- _Passage to read_
Hi Antal!

I'm asking because I looked into STM32 programming with Rust recently, and platform libraries are starting to show up, but nothing as high level as XPCC. I looked into the SVD files, but I don't think that alternate function pins are encoded in them for example (the thing that enables the type-safe connect() methods).

Have you seen @japaric's post on that topic? 
http://blog.japaric.io/brave-new-io

Unfortunately, SVD files don't contain information beyond the memory map and even worse, the SVD files are often incorrect in some minor way.
Btw, so are the official CMSIS header files that ST ships.
https://github.com/modm-io/cmsis-header-stm32/commit/1ec448711db342deb4d4bf20b670166701a38f26#r27042841

Could someone give me a small description of how the device file generation for STM32 works (both the one currently used in XPCC, and/or the one in MODM)? What I mean is, what information comes from what sources, and how is it put together.

In short: The data comes out of CubeMX, which contains a bunch of XML files.
These are transformed, cross-referenced and filtered to generate these device files.
https://github.com/modm-io/modm-devices/tree/develop/devices/stm32

I've held a talk about how we use these device files in modm at EmBO++17:
https://www.slideshare.net/emBO_Conference/datadriven-hal-generation

These device files are more complete and more correct than the ones in xpcc and have several important bug fixes (like correctly supporting STM32F1 group remap).
I rewrote the generator from scratch to fix these issue, but unfortunately I've made the decision not to publish it. Let me justify this.


1. The internal data in ST's CubeMX is good, but since it's internal data, the format changes and data sometimes gets removed, added, changed.
There is still a lot of manual cleanup that needs to happen. I've even sent ST patches of their own internal data, some of which have been applied, others not.
Unfortunately, the CubeMX data does not contain some of the most important data either. This I have to manually extract from dozens of reference manuals/datasheets, compare and add manually. This includes: some of STM32F1 GPIO remap, ALL groups of memory sizes (yes!), ALL peripheral types and all device groups.

This is an insane amount of work, and I'm not willing to put in the hours for this anymore than is absolutely necessary.
I fear that if I were to publish this generator and it were to become popular (which the Rust community surrounding @japaric absolutely has the ability to do), I'd be overwhelmed with support requests for all sorts of additional data, regardless of how labor intensive it is to procure.

[Listings of boxed layout items]
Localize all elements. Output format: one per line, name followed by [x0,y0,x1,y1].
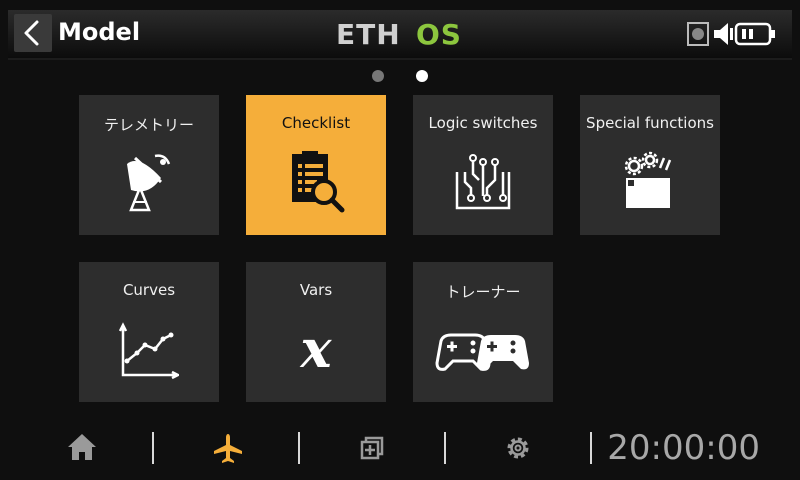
sd-card-icon [687,22,709,46]
tile-telemetry[interactable]: テレメトリー [79,95,219,235]
tile-label: Logic switches [428,114,538,132]
model-button[interactable] [208,428,248,468]
tile-label: Vars [299,281,333,299]
tile-curves[interactable]: Curves [79,262,219,402]
tile-label: トレーナー [445,283,521,301]
tile-logic-switches[interactable]: Logic switches [413,95,553,235]
tile-label: Special functions [586,114,714,132]
bottom-bar: 20:00:00 [0,418,800,478]
timer-clock: 20:00:00 [607,428,760,468]
back-button[interactable] [14,14,52,52]
tile-label: Curves [122,281,176,299]
layers-add-icon [360,436,384,460]
battery-icon [734,22,775,46]
volume-icon [714,23,733,45]
logic-circuit-icon [455,154,511,210]
system-settings-button[interactable] [498,428,538,468]
tile-special-functions[interactable]: Special functions [580,95,720,235]
airplane-icon [214,434,242,463]
home-icon [68,434,96,460]
satellite-dish-icon [127,154,171,212]
home-button[interactable] [62,428,102,468]
separator [590,432,592,464]
svg-text:x: x [299,319,332,380]
checklist-search-icon [292,151,345,213]
page-dot-2-active[interactable] [416,70,428,82]
page-indicator [0,68,800,84]
ethos-logo: ETH OS [336,18,462,50]
settings-gear-icon [507,437,529,459]
curve-graph-icon [119,322,179,380]
header-bar: Model ETH OS [8,10,792,60]
separator [298,432,300,464]
separator [152,432,154,464]
separator [444,432,446,464]
variable-x-icon: x [299,319,332,380]
status-icons [687,22,775,46]
svg-text:ETH: ETH [336,18,401,50]
page-title: Model [58,18,141,46]
tile-checklist[interactable]: Checklist [246,95,386,235]
page-dot-1[interactable] [372,70,384,82]
tile-label: Checklist [281,114,351,132]
tile-label: テレメトリー [103,116,194,134]
tile-vars[interactable]: Vars x [246,262,386,402]
displays-button[interactable] [352,428,392,468]
gamepads-icon [435,333,529,371]
tile-trainer[interactable]: トレーナー [413,262,553,402]
back-chevron-icon [24,20,39,46]
svg-text:OS: OS [416,18,462,50]
gears-icon [624,151,672,208]
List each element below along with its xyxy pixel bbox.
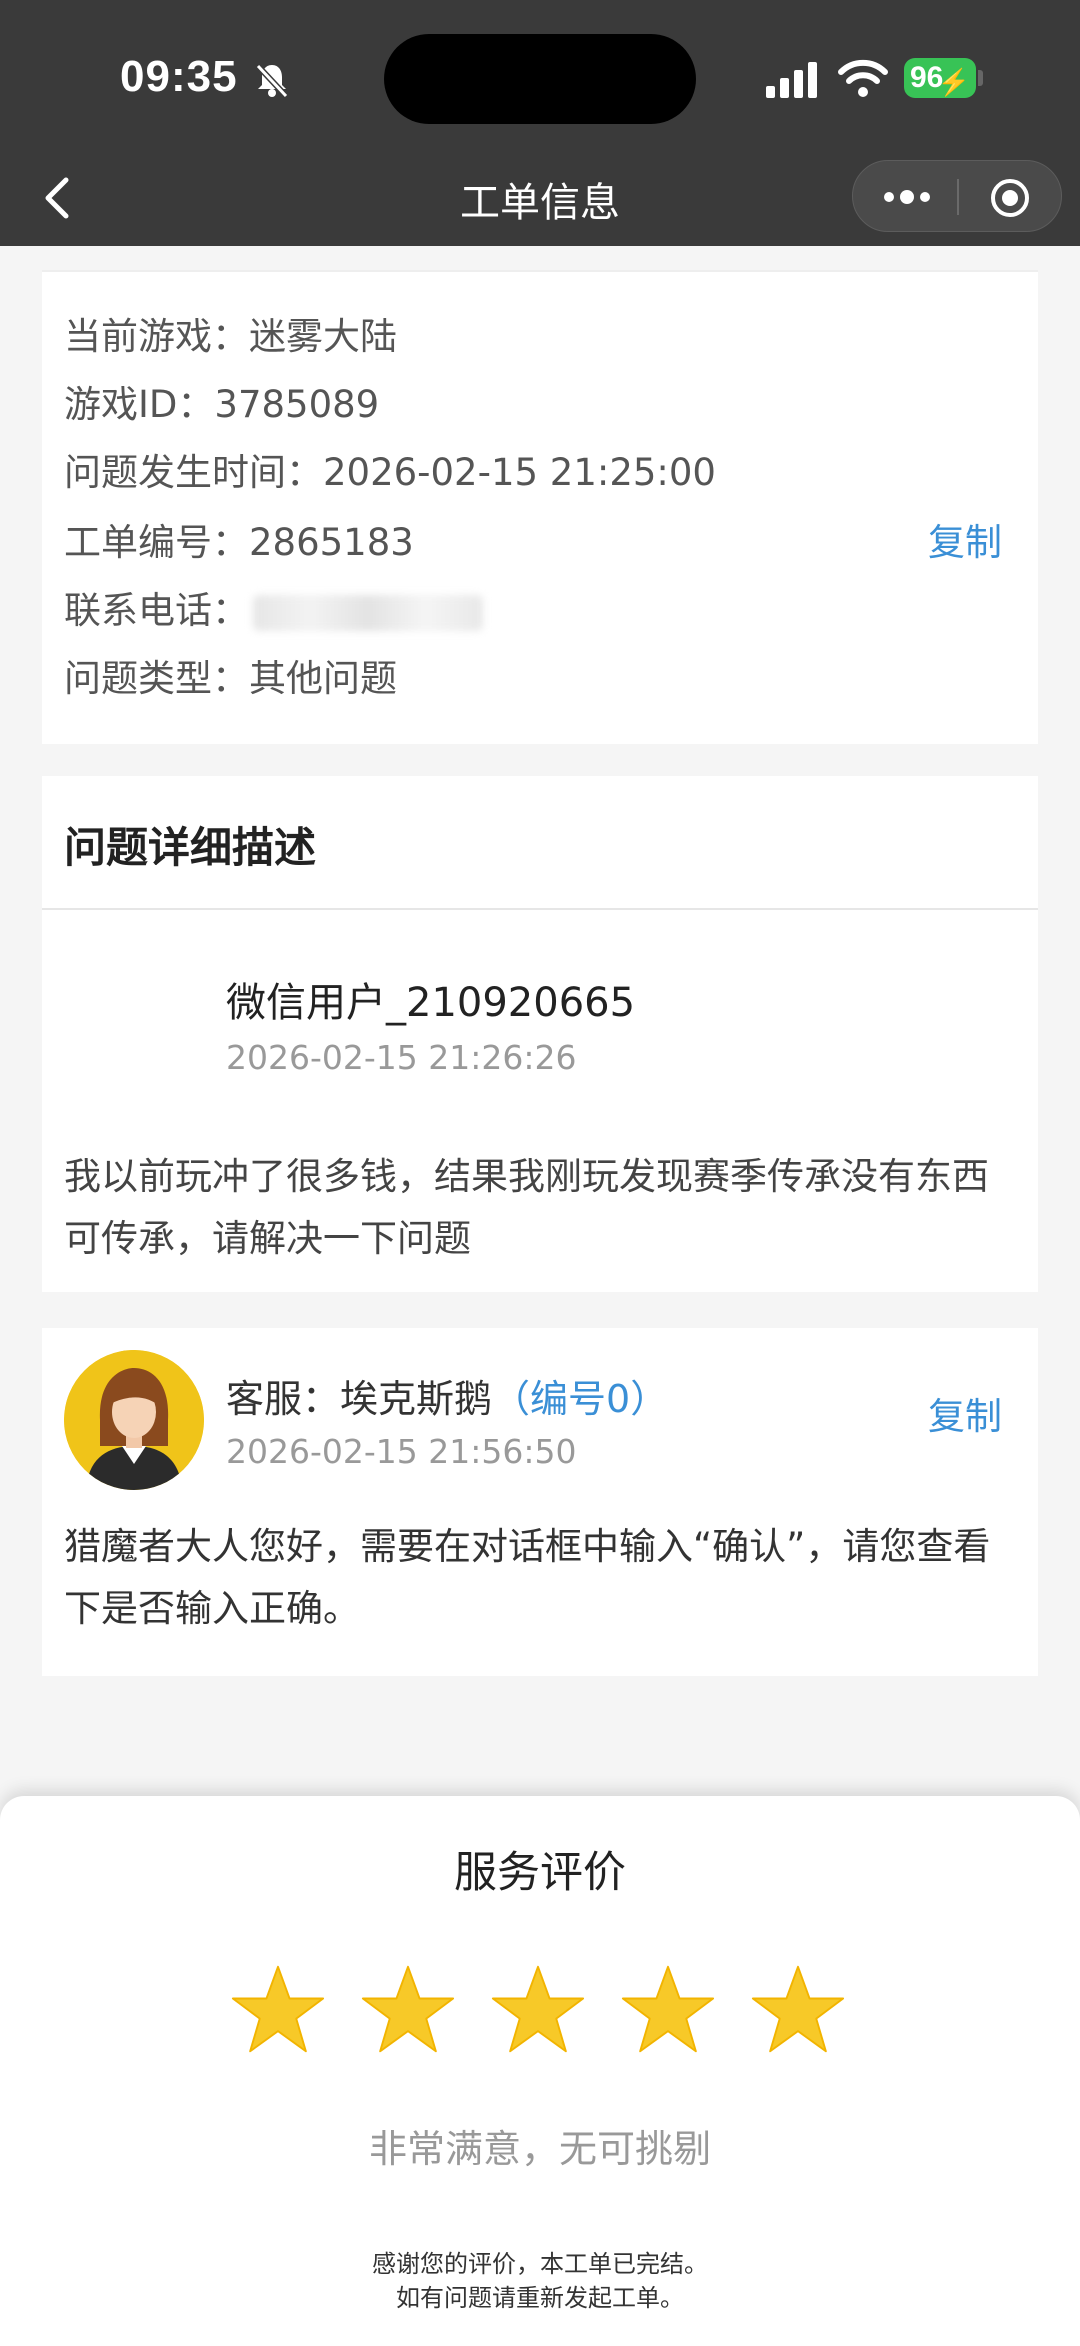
issue-type: 问题类型：其他问题 [64, 657, 397, 700]
star-icon[interactable] [230, 1962, 326, 2058]
charging-bolt-icon: ⚡ [937, 67, 970, 97]
agent-reply-card: 客服：埃克斯鹅（编号0） 复制 2026-02-15 21:56:50 猎魔者大… [42, 1328, 1038, 1676]
battery-tip [978, 70, 983, 86]
ticket-number: 工单编号：2865183 [64, 521, 414, 564]
agent-id: （编号0） [492, 1377, 669, 1421]
game-id: 游戏ID：3785089 [64, 383, 380, 426]
mini-program-capsule [852, 160, 1062, 232]
thanks-text-line1: 感谢您的评价，本工单已完结。 [372, 2250, 708, 2278]
close-target-icon[interactable] [989, 177, 1031, 219]
ticket-info-card: 当前游戏：迷雾大陆 游戏ID：3785089 问题发生时间：2026-02-15… [42, 270, 1038, 744]
nav-bar: 工单信息 [0, 150, 1080, 246]
rating-sheet: 服务评价 非常满意，无可挑剔 感谢您的评价，本工单已完结。 如有问题请重新发起工… [0, 1796, 1080, 2346]
status-bar: 09:35 96 ⚡ [0, 0, 1080, 150]
agent-name-row: 客服：埃克斯鹅（编号0） [226, 1368, 668, 1423]
game-name: 当前游戏：迷雾大陆 [64, 315, 397, 358]
agent-avatar-icon [64, 1350, 204, 1490]
star-icon[interactable] [360, 1962, 456, 2058]
divider [42, 908, 1038, 910]
user-message: 我以前玩冲了很多钱，结果我刚玩发现赛季传承没有东西可传承，请解决一下问题 [64, 1155, 989, 1260]
star-rating [230, 1962, 850, 2062]
user-name: 微信用户_210920665 [226, 980, 636, 1026]
copy-ticket-button[interactable]: 复制 [928, 512, 1002, 566]
star-icon[interactable] [750, 1962, 846, 2058]
phone-row: 联系电话： [64, 580, 483, 634]
description-header: 问题详细描述 [64, 823, 317, 872]
battery-indicator: 96 ⚡ [904, 58, 976, 98]
more-dots-icon[interactable] [881, 185, 933, 209]
dynamic-island [384, 34, 696, 124]
user-message-time: 2026-02-15 21:26:26 [226, 1038, 577, 1077]
description-card: 问题详细描述 微信用户_210920665 2026-02-15 21:26:2… [42, 776, 1038, 1292]
bell-muted-icon [255, 63, 289, 99]
agent-message: 猎魔者大人您好，需要在对话框中输入“确认”，请您查看下是否输入正确。 [64, 1525, 991, 1630]
agent-reply-time: 2026-02-15 21:56:50 [226, 1432, 577, 1471]
agent-name: 客服：埃克斯鹅 [226, 1377, 493, 1421]
phone-label: 联系电话： [64, 589, 249, 632]
issue-time: 问题发生时间：2026-02-15 21:25:00 [64, 451, 716, 494]
wifi-icon [838, 59, 888, 97]
star-icon[interactable] [620, 1962, 716, 2058]
rating-title: 服务评价 [454, 1848, 626, 1898]
rating-verdict: 非常满意，无可挑剔 [368, 2127, 711, 2171]
agent-avatar [64, 1350, 204, 1490]
copy-reply-button[interactable]: 复制 [928, 1386, 1002, 1440]
cellular-signal-icon [766, 62, 817, 98]
status-time: 09:35 [120, 52, 238, 101]
star-icon[interactable] [490, 1962, 586, 2058]
thanks-text-line2: 如有问题请重新发起工单。 [396, 2284, 684, 2312]
capsule-divider [957, 179, 959, 215]
phone-redacted [253, 594, 483, 631]
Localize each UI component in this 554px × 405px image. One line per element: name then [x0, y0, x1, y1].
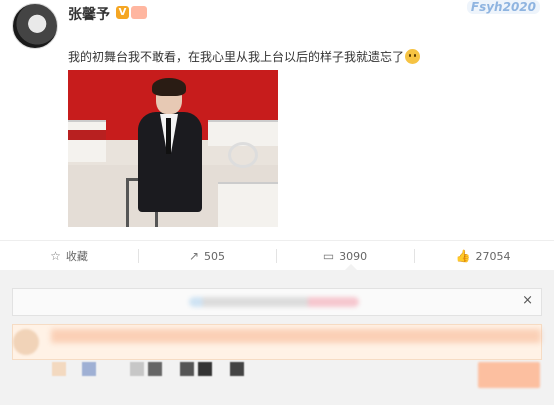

- _Exercise requirements_
a) Answer these questions about the forum thread:
(i) Which tool supplies the data used to generate the device files?
(ii) At which event was the talk on using these device files given?
(iii) What bug fix is named as an example of the improvements over the xpcc device files?
b) In the rows, replace "separator" with "divider" in everything from the line that contains "sd-card-icon [687,22,709,46]" down to the line that contains "List each element", and output only those lines.
The forum thread and the rows come from unrelated sources.

- _Answers_
a)
(i) CubeMX, which contains a bunch of XML files.
(ii) EmBO++17.
(iii) Correctly supporting STM32F1 group remap.

b)
sd-card-icon [687,22,709,46]
tile-telemetry[interactable]: テレメトリー [79,95,219,235]
tile-label: Logic switches [428,114,538,132]
model-button[interactable] [208,428,248,468]
tile-label: Vars [299,281,333,299]
tile-curves[interactable]: Curves [79,262,219,402]
tile-label: トレーナー [445,283,521,301]
tile-logic-switches[interactable]: Logic switches [413,95,553,235]
tile-label: Special functions [586,114,714,132]
bottom-bar: 20:00:00 [0,418,800,478]
timer-clock: 20:00:00 [607,428,760,468]
back-button[interactable] [14,14,52,52]
tile-label: Curves [122,281,176,299]
layers-add-icon [360,436,384,460]
battery-icon [734,22,775,46]
volume-icon [714,23,733,45]
logic-circuit-icon [455,154,511,210]
system-settings-button[interactable] [498,428,538,468]
tile-special-functions[interactable]: Special functions [580,95,720,235]
airplane-icon [214,434,242,463]
home-icon [68,434,96,460]
satellite-dish-icon [127,154,171,212]
home-button[interactable] [62,428,102,468]
divider [590,432,592,464]
svg-text:x: x [299,319,332,380]
checklist-search-icon [292,151,345,213]
page-dot-2-active[interactable] [416,70,428,82]
page-indicator [0,68,800,84]
ethos-logo: ETH OS [336,18,462,50]
settings-gear-icon [507,437,529,459]
curve-graph-icon [119,322,179,380]
header-bar: Model ETH OS [8,10,792,60]
divider [298,432,300,464]
divider [152,432,154,464]
divider [444,432,446,464]
variable-x-icon: x [299,319,332,380]
status-icons [687,22,775,46]
svg-text:ETH: ETH [336,18,401,50]
page-title: Model [58,18,141,46]
tile-checklist[interactable]: Checklist [246,95,386,235]
page-dot-1[interactable] [372,70,384,82]
tile-label: Checklist [281,114,351,132]
tile-label: テレメトリー [103,116,194,134]
tile-vars[interactable]: Vars x [246,262,386,402]
displays-button[interactable] [352,428,392,468]
gamepads-icon [435,333,529,371]
tile-trainer[interactable]: トレーナー [413,262,553,402]
back-chevron-icon [24,20,39,46]
svg-text:OS: OS [416,18,462,50]
gears-icon [624,151,672,208]
List each element below along with its xyxy pixel bbox.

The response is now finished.